Start of Text segment

3. Confluent and reticulated papillomatosis

Confluent and reticulated papillomatosis (CARP), otherwise known as Gougerot-Carteaud syndrome, was first reported by Henri Gougerot and Alexandre Carteaud in 1927.1 It is an uncommon dermatosis and presents clinically as small, erythematous macules and papules that can evolve into hyperkeratotic, verrucous plaques.1–3 Confluent and reticulated papillomatosis spreads centrifugally, leading to confluent lesions at the midline and reticulated ones at the periphery. This condition is more common among black women in their second or third decade and usually affects the neck, interscapular area, abdomen, and intermammary space.2,3 Although a few familial cases have been reported, most occurrences of CARP are sporadic. Histology commonly reveals hyperkeratosis, papillomatosis, mild acanthosis, basal cell pigmentation, and a mild superficial perivascular inflammatory cell infiltrate2,3—findings similar to the ones revealed after a biopsy of our patient’s lesions. Results of potassium hydroxide smear tests, mycological and bacterial cultures, and examination under Wood light are usually negative, as was the case with our patient.2,3

Pathogenesis is still unclear, but several theories have been proposed: keratinization disorder, abnormal host reaction to fungus, photosensitivity, endocrine abnormalities, or genetic predisposition. The first 2 explanations are the ones most generally accepted.2,3

Differential diagnosis

The clinical differential diagnosis of CARP should include acanthosis nigricans, tinea versicolor, and macular amyloidosis.4–6 Acanthosis nigricans, commonly observed in obese, darkly pigmented individuals, characteristically presents as velvety hyperpigmentation of the intertriginous areas.4 Tinea versicolor is a superficial fungal infection of the skin caused by Malassezia yeast species.5 It is characterized clinically by multiple asymptomatic, round to oval, slightly scaly patches that might be hyperpigmented or hypopigmented. The lesions usually favour seborrheic areas, especially the upper trunk and shoulders, although they can at times be quite extensive.5 In difficult cases, the diagnosis can be established by shining a Wood lamp over the affected area (which will reveal bright yellow fluorescence in positive cases) or by examining a skin sample under a microscope using a potassium hydroxide preparation. Macular amyloidosis often presents as pruritic hyperpigmented patches in a confluent or rippled pattern on the upper back of young adults, especially women.6 On histology, amyloid deposits are usually observed in the upper dermis.

End of Text segment
Start of Data shown

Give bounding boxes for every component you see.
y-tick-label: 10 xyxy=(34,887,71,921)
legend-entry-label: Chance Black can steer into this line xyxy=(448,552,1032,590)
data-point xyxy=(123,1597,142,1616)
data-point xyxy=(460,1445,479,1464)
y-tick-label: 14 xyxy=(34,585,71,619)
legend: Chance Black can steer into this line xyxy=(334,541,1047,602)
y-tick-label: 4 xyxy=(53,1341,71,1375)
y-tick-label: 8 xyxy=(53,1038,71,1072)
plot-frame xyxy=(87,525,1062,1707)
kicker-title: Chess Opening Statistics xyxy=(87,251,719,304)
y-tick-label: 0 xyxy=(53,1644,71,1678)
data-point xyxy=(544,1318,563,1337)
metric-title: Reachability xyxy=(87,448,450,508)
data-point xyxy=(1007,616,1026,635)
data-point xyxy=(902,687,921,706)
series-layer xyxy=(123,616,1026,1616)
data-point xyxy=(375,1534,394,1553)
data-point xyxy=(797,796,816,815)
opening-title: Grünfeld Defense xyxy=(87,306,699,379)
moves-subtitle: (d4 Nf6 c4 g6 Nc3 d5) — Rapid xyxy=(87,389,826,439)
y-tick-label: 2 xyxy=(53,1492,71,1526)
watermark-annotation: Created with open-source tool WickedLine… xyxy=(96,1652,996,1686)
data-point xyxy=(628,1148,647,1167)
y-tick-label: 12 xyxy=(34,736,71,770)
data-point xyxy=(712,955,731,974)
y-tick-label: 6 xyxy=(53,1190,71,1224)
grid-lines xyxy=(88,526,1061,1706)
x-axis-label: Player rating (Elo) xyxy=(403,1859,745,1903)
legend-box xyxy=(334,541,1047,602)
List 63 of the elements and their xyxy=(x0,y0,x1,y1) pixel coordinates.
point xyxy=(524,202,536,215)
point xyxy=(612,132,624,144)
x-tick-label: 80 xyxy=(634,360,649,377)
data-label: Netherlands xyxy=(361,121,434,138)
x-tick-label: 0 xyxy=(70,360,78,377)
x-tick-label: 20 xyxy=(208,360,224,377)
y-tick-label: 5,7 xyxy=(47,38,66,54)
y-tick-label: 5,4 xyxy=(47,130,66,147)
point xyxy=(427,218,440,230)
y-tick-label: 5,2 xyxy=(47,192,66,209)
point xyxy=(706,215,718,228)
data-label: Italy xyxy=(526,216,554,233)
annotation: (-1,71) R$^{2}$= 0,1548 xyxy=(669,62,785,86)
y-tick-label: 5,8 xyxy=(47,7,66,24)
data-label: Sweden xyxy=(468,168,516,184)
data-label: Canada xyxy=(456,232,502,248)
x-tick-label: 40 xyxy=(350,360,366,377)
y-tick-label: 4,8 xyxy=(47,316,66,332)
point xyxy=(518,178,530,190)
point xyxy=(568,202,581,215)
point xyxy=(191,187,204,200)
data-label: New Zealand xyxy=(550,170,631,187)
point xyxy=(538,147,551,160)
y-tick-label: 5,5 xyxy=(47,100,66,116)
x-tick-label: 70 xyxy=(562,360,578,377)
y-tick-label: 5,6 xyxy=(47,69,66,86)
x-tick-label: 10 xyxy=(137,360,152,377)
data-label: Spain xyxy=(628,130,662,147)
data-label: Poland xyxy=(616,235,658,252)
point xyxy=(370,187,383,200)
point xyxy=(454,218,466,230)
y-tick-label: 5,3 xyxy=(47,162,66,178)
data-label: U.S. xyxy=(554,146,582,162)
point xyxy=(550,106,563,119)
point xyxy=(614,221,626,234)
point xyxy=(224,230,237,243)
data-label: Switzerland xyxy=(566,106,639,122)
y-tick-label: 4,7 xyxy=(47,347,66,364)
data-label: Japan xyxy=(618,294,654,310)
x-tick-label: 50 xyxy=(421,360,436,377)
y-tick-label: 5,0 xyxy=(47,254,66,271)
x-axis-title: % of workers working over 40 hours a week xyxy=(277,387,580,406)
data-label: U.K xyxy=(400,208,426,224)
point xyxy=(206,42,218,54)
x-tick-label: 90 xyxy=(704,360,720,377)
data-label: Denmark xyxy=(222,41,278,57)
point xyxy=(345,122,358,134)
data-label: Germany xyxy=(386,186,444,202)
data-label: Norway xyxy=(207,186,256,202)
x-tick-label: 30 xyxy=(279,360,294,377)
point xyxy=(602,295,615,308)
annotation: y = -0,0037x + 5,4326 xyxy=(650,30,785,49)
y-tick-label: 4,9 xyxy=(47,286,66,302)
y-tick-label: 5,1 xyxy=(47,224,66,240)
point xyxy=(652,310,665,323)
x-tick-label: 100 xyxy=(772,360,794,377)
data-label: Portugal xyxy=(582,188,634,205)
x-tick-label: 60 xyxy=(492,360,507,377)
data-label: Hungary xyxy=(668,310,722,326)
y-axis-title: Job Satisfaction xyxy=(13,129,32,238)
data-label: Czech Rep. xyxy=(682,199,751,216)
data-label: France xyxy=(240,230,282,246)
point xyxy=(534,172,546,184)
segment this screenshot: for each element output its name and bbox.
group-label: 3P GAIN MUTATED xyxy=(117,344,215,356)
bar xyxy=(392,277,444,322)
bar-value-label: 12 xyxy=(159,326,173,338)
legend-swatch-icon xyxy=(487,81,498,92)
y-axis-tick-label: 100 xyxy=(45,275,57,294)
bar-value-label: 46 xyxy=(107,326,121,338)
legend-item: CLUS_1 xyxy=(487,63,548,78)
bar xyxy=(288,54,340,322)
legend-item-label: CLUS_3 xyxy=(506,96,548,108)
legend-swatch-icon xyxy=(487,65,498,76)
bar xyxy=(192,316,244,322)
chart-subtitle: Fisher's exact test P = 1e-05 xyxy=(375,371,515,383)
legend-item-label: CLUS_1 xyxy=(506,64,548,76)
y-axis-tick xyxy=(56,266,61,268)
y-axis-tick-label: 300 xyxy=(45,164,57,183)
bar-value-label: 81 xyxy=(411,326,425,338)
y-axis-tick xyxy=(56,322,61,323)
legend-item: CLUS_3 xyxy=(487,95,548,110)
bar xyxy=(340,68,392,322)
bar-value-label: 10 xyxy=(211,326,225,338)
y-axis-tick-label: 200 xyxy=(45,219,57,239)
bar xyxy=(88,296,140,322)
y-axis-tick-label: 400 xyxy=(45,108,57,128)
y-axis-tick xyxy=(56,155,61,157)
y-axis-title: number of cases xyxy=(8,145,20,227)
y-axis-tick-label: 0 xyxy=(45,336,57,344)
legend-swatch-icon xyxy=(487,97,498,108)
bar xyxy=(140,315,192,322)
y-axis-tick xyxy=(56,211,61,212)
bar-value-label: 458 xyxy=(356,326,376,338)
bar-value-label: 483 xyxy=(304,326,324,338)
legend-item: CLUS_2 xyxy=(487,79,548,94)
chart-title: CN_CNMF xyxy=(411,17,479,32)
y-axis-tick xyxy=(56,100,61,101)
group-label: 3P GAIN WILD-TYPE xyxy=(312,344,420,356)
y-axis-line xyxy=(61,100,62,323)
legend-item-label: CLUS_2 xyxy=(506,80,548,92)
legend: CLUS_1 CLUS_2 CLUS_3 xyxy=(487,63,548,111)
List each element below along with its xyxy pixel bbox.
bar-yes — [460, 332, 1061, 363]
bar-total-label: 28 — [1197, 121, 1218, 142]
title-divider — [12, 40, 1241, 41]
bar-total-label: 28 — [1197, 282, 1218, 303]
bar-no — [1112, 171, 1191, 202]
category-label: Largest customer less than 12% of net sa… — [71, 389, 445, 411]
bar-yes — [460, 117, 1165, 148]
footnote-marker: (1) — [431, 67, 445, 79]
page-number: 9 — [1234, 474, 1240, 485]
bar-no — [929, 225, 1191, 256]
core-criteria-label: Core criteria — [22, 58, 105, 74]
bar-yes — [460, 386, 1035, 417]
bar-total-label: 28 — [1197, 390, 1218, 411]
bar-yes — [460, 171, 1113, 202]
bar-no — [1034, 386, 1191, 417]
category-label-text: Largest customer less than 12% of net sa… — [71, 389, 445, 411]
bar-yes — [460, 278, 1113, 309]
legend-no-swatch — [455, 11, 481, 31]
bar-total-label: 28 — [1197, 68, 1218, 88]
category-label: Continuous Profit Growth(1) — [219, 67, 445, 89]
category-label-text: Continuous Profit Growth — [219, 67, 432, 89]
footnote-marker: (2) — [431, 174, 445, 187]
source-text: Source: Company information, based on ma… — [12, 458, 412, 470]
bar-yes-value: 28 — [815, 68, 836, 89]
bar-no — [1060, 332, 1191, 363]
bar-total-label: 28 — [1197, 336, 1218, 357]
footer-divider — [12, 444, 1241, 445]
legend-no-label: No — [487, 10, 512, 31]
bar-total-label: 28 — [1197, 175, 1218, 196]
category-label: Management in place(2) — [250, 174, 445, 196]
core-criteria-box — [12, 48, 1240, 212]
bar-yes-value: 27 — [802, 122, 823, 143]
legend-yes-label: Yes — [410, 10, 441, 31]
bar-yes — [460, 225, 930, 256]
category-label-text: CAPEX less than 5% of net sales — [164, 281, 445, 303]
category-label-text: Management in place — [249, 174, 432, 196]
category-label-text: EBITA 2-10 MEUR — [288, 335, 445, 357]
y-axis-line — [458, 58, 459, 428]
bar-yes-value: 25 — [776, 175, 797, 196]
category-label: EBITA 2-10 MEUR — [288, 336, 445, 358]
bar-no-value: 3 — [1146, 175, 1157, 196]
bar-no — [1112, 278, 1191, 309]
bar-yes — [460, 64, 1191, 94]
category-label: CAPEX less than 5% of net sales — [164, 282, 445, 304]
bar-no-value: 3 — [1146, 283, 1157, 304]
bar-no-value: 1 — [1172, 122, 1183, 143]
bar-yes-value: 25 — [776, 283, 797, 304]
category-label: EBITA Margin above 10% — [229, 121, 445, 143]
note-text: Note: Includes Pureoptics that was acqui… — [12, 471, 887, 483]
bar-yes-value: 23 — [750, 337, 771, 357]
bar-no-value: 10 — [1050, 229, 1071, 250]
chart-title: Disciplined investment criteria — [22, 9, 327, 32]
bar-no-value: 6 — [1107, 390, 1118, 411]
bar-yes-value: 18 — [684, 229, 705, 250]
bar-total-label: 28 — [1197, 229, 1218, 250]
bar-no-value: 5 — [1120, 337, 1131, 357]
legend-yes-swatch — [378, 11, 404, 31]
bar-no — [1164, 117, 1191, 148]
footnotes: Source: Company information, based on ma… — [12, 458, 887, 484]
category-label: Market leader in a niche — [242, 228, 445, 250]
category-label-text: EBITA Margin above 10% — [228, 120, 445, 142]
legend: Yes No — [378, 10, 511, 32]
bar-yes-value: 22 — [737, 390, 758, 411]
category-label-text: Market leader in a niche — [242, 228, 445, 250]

End of Data shown

Exercise objective:
Say whether each statement below agrees with the text on confluent and reticulated papillomatosis, answering yes or no and quoting the deciding words of the text.
1. Confluent and reticulated papillomatosis is more common among black women in their second or third decade.
2. Most cases of confluent and reticulated papillomatosis are familial.
3. A Wood lamp shows bright yellow fluorescence in positive cases of tinea versicolor.

Reply to the exercise:
1. Yes: "This condition is more common among black women in their second or third decade"
2. No: "Although a few familial cases have been reported, most occurrences of CARP are sporadic."
3. Yes: "which will reveal bright yellow fluorescence in positive cases"